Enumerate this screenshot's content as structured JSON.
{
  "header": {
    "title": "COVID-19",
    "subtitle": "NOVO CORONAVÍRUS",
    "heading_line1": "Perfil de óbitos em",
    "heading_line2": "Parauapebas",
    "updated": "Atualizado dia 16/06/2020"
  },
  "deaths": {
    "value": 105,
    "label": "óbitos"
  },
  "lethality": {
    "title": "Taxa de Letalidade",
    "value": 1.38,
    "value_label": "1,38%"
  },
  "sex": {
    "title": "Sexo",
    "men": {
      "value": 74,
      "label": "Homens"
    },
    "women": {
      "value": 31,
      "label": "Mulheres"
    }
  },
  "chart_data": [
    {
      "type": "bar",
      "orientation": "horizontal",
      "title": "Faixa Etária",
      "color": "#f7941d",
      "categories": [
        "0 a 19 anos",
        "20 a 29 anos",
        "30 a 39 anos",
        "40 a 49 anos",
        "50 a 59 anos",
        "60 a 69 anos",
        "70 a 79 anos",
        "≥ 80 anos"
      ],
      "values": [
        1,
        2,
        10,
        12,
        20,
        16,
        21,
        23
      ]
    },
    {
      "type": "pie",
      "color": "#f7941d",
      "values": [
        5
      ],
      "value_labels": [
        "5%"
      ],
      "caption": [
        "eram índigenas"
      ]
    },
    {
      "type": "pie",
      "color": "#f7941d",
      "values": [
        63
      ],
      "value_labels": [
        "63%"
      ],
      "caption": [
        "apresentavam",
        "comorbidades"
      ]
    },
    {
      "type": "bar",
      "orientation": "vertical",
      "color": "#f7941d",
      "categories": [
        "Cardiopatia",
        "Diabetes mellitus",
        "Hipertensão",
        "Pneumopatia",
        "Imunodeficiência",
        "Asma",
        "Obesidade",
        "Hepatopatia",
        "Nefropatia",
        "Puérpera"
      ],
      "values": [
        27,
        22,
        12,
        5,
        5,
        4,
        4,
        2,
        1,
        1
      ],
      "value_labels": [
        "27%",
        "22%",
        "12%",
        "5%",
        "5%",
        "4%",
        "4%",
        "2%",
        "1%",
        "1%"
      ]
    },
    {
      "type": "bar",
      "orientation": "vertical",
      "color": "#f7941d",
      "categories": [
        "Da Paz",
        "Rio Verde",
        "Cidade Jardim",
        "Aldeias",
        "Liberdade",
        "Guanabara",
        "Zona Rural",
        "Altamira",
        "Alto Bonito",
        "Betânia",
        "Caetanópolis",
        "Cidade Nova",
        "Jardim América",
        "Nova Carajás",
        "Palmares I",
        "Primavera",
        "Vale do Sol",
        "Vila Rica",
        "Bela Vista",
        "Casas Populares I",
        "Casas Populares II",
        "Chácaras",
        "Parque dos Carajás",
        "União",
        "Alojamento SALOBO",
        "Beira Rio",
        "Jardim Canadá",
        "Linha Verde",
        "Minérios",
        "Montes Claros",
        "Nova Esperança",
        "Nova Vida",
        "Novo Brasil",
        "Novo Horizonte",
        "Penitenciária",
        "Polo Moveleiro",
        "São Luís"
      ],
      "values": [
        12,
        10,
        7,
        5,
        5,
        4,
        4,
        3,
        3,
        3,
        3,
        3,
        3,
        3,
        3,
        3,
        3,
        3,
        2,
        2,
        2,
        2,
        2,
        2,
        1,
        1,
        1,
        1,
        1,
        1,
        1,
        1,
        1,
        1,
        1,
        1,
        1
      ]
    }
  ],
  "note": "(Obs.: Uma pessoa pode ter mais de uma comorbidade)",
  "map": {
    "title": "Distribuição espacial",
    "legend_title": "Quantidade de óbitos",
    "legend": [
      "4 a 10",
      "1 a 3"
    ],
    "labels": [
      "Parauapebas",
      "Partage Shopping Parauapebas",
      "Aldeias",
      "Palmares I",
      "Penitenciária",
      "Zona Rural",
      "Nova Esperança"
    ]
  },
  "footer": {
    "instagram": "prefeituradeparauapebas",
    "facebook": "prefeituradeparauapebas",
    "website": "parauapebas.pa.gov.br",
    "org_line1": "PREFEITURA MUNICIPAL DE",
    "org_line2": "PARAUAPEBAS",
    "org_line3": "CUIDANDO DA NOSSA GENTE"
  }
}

-=-=-=-=-

Set down each entry again, unchanged.

Enumerate this screenshot's content as structured JSON.
{
  "header": {
    "title": "COVID-19",
    "subtitle": "NOVO CORONAVÍRUS",
    "heading_line1": "Perfil de óbitos em",
    "heading_line2": "Parauapebas",
    "updated": "Atualizado dia 16/06/2020"
  },
  "deaths": {
    "value": 105,
    "label": "óbitos"
  },
  "lethality": {
    "title": "Taxa de Letalidade",
    "value": 1.38,
    "value_label": "1,38%"
  },
  "sex": {
    "title": "Sexo",
    "men": {
      "value": 74,
      "label": "Homens"
    },
    "women": {
      "value": 31,
      "label": "Mulheres"
    }
  },
  "chart_data": [
    {
      "type": "bar",
      "orientation": "horizontal",
      "title": "Faixa Etária",
      "color": "#f7941d",
      "categories": [
        "0 a 19 anos",
        "20 a 29 anos",
        "30 a 39 anos",
        "40 a 49 anos",
        "50 a 59 anos",
        "60 a 69 anos",
        "70 a 79 anos",
        "≥ 80 anos"
      ],
      "values": [
        1,
        2,
        10,
        12,
        20,
        16,
        21,
        23
      ]
    },
    {
      "type": "pie",
      "color": "#f7941d",
      "values": [
        5
      ],
      "value_labels": [
        "5%"
      ],
      "caption": [
        "eram índigenas"
      ]
    },
    {
      "type": "pie",
      "color": "#f7941d",
      "values": [
        63
      ],
      "value_labels": [
        "63%"
      ],
      "caption": [
        "apresentavam",
        "comorbidades"
      ]
    },
    {
      "type": "bar",
      "orientation": "vertical",
      "color": "#f7941d",
      "categories": [
        "Cardiopatia",
        "Diabetes mellitus",
        "Hipertensão",
        "Pneumopatia",
        "Imunodeficiência",
        "Asma",
        "Obesidade",
        "Hepatopatia",
        "Nefropatia",
        "Puérpera"
      ],
      "values": [
        27,
        22,
        12,
        5,
        5,
        4,
        4,
        2,
        1,
        1
      ],
      "value_labels": [
        "27%",
        "22%",
        "12%",
        "5%",
        "5%",
        "4%",
        "4%",
        "2%",
        "1%",
        "1%"
      ]
    },
    {
      "type": "bar",
      "orientation": "vertical",
      "color": "#f7941d",
      "categories": [
        "Da Paz",
        "Rio Verde",
        "Cidade Jardim",
        "Aldeias",
        "Liberdade",
        "Guanabara",
        "Zona Rural",
        "Altamira",
        "Alto Bonito",
        "Betânia",
        "Caetanópolis",
        "Cidade Nova",
        "Jardim América",
        "Nova Carajás",
        "Palmares I",
        "Primavera",
        "Vale do Sol",
        "Vila Rica",
        "Bela Vista",
        "Casas Populares I",
        "Casas Populares II",
        "Chácaras",
        "Parque dos Carajás",
        "União",
        "Alojamento SALOBO",
        "Beira Rio",
        "Jardim Canadá",
        "Linha Verde",
        "Minérios",
        "Montes Claros",
        "Nova Esperança",
        "Nova Vida",
        "Novo Brasil",
        "Novo Horizonte",
        "Penitenciária",
        "Polo Moveleiro",
        "São Luís"
      ],
      "values": [
        12,
        10,
        7,
        5,
        5,
        4,
        4,
        3,
        3,
        3,
        3,
        3,
        3,
        3,
        3,
        3,
        3,
        3,
        2,
        2,
        2,
        2,
        2,
        2,
        1,
        1,
        1,
        1,
        1,
        1,
        1,
        1,
        1,
        1,
        1,
        1,
        1
      ]
    }
  ],
  "note": "(Obs.: Uma pessoa pode ter mais de uma comorbidade)",
  "map": {
    "title": "Distribuição espacial",
    "legend_title": "Quantidade de óbitos",
    "legend": [
      "4 a 10",
      "1 a 3"
    ],
    "labels": [
      "Parauapebas",
      "Partage Shopping Parauapebas",
      "Aldeias",
      "Palmares I",
      "Penitenciária",
      "Zona Rural",
      "Nova Esperança"
    ]
  },
  "footer": {
    "instagram": "prefeituradeparauapebas",
    "facebook": "prefeituradeparauapebas",
    "website": "parauapebas.pa.gov.br",
    "org_line1": "PREFEITURA MUNICIPAL DE",
    "org_line2": "PARAUAPEBAS",
    "org_line3": "CUIDANDO DA NOSSA GENTE"
  }
}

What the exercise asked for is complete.